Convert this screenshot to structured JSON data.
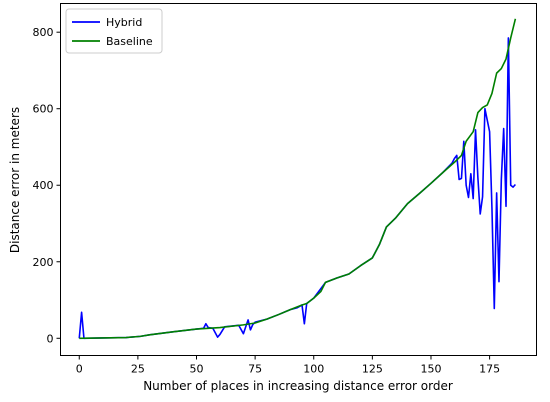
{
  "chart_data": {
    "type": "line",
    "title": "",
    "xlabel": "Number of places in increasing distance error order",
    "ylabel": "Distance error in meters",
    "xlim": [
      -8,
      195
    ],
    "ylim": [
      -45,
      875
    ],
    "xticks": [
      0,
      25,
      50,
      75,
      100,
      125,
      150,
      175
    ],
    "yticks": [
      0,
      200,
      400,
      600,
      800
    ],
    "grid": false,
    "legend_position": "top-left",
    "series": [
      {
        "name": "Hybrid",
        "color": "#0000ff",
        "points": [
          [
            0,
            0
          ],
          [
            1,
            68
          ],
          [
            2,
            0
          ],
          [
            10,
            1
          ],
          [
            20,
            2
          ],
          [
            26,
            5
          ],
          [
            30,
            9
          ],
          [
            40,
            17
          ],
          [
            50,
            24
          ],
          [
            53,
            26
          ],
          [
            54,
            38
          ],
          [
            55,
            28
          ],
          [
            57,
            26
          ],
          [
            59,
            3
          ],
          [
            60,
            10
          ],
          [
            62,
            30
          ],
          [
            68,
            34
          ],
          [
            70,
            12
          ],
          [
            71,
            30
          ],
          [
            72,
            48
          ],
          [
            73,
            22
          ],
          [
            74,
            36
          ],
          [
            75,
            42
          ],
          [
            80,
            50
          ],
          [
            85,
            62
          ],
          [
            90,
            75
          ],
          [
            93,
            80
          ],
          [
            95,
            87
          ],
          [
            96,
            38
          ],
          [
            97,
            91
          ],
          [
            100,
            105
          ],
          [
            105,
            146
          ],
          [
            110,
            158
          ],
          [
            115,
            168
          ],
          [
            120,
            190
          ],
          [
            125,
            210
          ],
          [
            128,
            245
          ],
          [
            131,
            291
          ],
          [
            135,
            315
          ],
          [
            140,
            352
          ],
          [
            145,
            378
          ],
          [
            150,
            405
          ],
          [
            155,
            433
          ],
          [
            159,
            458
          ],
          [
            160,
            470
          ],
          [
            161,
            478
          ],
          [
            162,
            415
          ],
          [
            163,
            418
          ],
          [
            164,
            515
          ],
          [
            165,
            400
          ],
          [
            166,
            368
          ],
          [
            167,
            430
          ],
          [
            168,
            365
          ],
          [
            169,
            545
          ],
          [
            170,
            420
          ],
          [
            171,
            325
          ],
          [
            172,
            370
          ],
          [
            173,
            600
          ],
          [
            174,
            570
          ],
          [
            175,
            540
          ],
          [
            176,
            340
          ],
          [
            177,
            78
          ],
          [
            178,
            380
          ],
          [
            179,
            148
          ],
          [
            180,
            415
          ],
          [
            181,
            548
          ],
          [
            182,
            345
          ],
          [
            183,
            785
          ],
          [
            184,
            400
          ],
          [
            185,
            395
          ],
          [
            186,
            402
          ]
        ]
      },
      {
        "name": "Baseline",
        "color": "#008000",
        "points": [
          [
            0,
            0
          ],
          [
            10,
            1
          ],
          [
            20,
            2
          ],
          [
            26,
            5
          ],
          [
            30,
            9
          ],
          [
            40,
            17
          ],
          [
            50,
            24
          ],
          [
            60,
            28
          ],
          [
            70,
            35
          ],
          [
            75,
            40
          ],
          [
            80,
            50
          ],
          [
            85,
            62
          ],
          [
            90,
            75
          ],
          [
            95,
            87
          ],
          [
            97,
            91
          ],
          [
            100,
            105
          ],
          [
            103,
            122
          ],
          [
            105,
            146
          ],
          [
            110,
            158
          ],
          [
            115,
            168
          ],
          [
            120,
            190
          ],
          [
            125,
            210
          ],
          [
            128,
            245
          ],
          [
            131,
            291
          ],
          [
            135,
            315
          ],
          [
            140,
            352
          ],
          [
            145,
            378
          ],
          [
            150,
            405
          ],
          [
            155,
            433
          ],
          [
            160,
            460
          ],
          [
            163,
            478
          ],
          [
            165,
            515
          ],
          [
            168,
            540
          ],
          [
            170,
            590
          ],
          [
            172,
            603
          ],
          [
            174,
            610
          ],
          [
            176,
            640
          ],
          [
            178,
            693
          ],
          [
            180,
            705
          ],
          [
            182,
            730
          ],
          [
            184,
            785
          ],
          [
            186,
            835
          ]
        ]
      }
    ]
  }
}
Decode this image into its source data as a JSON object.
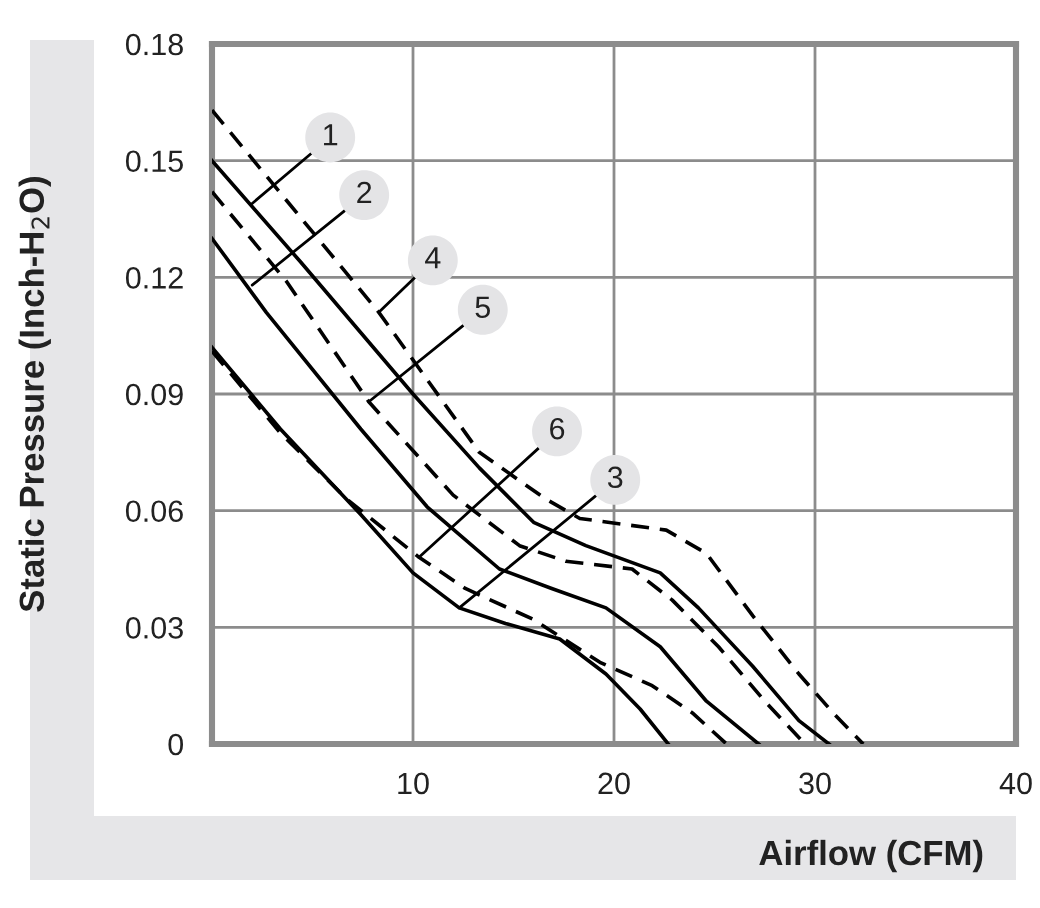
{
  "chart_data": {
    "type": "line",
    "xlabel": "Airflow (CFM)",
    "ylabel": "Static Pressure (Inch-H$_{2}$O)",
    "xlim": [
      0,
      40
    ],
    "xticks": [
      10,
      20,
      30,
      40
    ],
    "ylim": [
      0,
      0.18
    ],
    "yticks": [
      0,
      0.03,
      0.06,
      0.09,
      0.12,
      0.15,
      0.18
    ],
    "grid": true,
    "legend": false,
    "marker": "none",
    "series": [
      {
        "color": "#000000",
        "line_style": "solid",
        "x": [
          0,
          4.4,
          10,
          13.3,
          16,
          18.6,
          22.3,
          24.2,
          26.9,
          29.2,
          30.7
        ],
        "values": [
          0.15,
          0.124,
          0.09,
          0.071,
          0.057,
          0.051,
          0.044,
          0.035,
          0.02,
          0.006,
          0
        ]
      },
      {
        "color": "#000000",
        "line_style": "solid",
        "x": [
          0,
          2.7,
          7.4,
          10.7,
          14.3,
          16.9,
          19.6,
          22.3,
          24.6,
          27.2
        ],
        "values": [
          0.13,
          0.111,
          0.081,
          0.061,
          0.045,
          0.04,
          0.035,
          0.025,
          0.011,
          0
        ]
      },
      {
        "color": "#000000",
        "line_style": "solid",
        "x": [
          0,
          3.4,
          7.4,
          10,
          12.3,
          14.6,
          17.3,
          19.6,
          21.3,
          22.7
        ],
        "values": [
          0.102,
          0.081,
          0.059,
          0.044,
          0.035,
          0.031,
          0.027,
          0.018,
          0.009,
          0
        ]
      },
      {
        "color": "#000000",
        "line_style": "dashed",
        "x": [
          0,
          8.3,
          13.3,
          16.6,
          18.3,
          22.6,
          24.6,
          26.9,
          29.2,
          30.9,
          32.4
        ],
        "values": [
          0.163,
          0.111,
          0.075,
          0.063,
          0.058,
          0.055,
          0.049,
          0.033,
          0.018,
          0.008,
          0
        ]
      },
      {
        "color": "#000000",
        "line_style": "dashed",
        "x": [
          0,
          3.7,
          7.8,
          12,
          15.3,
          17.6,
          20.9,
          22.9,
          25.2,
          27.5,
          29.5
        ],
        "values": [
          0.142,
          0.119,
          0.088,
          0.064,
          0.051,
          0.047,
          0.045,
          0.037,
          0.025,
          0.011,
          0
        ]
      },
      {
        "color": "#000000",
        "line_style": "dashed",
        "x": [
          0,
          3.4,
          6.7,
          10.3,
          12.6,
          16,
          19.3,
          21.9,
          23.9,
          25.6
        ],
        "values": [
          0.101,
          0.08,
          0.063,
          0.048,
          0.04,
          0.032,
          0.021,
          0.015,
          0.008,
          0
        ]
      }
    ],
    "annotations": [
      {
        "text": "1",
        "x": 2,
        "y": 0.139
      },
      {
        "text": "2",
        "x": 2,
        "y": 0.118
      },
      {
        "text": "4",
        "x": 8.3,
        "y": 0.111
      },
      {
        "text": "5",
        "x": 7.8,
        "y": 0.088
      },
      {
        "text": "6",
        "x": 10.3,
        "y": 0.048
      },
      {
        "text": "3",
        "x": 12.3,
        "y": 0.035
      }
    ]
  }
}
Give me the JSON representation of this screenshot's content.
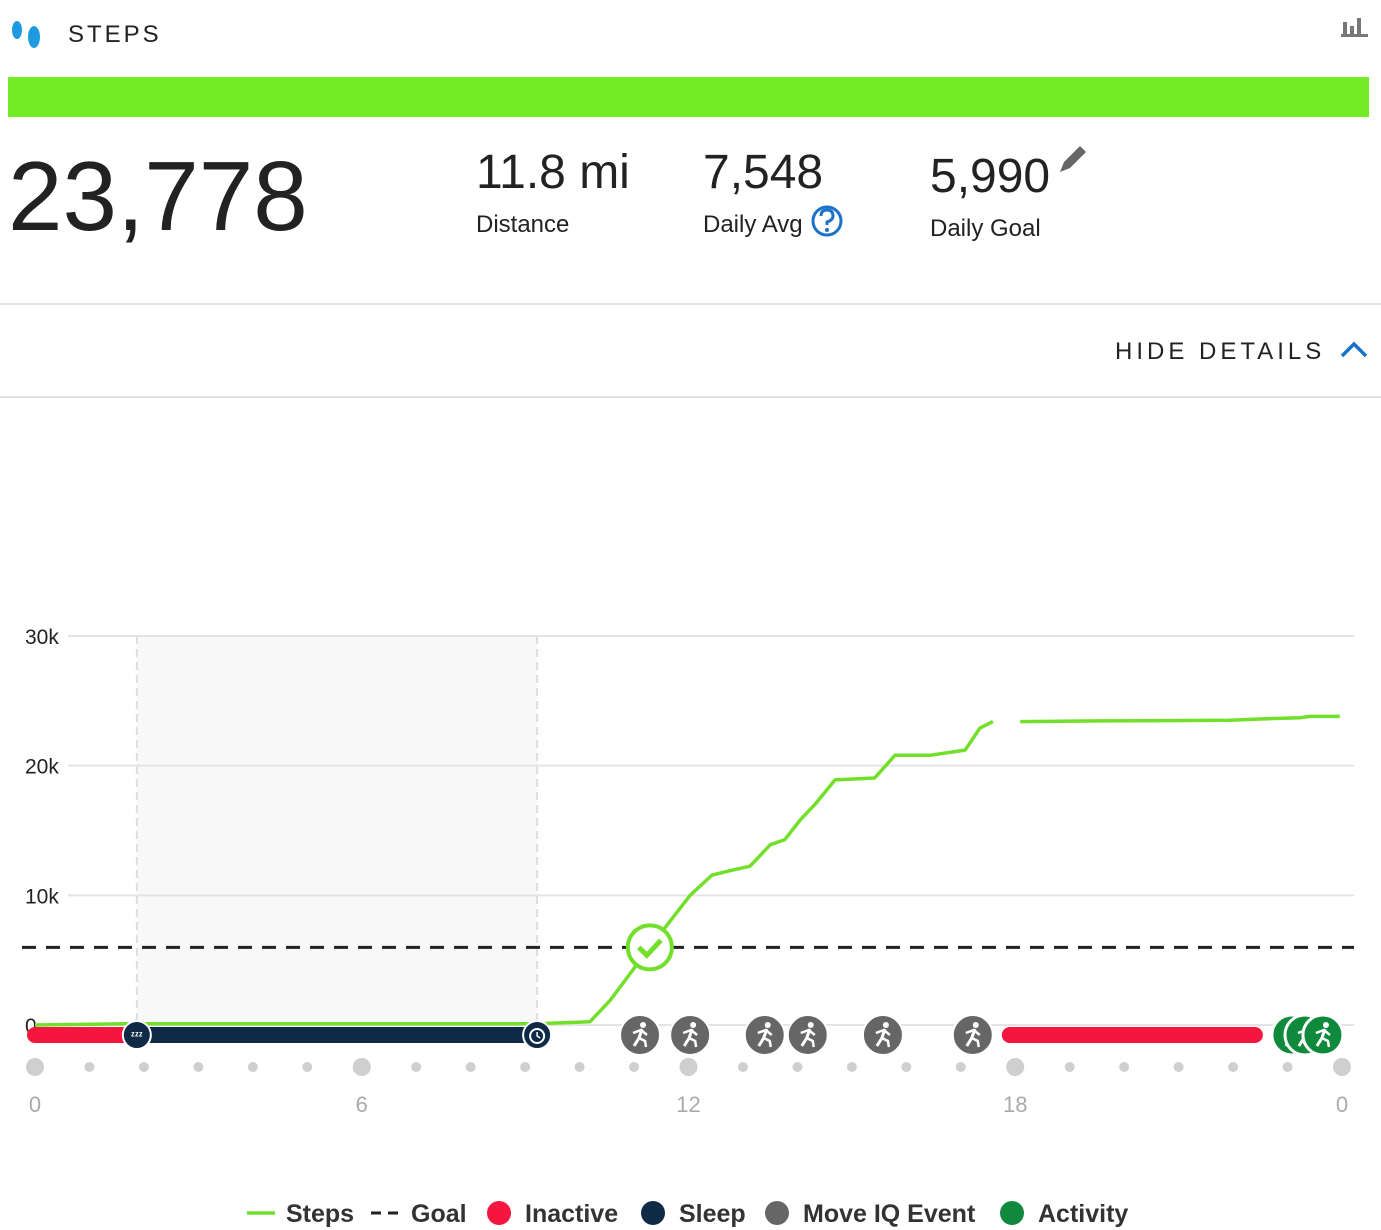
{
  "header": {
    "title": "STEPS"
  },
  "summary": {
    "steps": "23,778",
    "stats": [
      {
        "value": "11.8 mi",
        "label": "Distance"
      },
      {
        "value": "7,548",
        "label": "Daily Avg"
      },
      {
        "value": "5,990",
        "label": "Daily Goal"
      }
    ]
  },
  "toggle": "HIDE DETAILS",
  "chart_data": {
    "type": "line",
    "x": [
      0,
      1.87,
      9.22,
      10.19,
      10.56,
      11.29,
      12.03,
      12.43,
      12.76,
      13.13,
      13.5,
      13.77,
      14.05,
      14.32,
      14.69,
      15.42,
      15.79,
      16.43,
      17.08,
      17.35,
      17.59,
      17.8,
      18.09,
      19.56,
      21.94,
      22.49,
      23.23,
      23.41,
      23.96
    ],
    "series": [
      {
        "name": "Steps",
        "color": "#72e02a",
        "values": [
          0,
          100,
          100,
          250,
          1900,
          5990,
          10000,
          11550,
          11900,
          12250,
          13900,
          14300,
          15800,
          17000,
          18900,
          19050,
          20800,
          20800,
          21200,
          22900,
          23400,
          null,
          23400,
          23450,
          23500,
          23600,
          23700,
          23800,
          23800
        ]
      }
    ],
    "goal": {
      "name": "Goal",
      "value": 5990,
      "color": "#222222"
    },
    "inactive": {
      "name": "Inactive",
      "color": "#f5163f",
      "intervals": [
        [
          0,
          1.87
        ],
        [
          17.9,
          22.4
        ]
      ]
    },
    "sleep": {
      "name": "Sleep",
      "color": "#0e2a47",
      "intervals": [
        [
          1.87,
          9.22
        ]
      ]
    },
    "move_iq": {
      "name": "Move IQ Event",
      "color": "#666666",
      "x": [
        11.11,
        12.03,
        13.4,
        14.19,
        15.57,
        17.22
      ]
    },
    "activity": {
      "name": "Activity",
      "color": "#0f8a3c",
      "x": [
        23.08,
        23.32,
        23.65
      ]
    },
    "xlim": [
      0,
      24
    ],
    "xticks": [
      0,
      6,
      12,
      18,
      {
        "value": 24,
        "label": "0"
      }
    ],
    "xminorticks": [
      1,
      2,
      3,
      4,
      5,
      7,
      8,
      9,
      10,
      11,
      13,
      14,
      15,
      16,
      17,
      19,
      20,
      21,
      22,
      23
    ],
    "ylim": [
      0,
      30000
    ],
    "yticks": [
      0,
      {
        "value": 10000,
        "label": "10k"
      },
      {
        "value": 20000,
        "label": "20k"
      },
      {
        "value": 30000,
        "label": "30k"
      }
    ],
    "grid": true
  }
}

--------------------------------

What to produce:
Search the listing for the word "this". Copy every line in which it occurs.

Full answer:
Convert this screenshot to structured JSON data.
Decode this image into its source data as a JSON object.
Give me the JSON representation of this screenshot's content.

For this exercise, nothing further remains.